## Records for the task
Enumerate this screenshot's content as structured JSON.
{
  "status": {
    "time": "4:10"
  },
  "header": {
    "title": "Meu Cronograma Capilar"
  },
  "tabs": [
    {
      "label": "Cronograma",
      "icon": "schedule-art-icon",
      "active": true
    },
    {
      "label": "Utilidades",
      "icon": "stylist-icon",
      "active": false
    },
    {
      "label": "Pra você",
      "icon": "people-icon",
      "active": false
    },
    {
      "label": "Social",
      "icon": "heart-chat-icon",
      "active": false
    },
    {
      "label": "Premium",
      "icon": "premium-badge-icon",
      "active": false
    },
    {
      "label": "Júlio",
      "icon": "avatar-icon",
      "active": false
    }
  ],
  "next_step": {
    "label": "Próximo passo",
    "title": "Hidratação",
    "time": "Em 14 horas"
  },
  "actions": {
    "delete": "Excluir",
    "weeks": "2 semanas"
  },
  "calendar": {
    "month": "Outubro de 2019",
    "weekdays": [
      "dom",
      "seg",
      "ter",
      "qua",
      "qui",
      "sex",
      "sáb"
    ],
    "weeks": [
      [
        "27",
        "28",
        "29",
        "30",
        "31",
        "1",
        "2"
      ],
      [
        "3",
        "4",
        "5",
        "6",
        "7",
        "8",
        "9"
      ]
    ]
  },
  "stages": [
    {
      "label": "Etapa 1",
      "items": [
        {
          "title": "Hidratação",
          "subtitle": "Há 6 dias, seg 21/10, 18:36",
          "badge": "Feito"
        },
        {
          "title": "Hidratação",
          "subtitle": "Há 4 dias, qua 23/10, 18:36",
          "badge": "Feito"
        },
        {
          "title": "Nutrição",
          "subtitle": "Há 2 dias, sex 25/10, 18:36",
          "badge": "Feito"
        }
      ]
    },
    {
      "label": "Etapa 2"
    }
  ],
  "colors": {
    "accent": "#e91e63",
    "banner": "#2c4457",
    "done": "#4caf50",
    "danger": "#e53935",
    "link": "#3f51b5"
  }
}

## Task prompt
All lines in the data that contain the word "icon" should be copied.

## Full solution
      "icon": "schedule-art-icon",
      "icon": "stylist-icon",
      "icon": "people-icon",
      "icon": "heart-chat-icon",
      "icon": "premium-badge-icon",
      "icon": "avatar-icon",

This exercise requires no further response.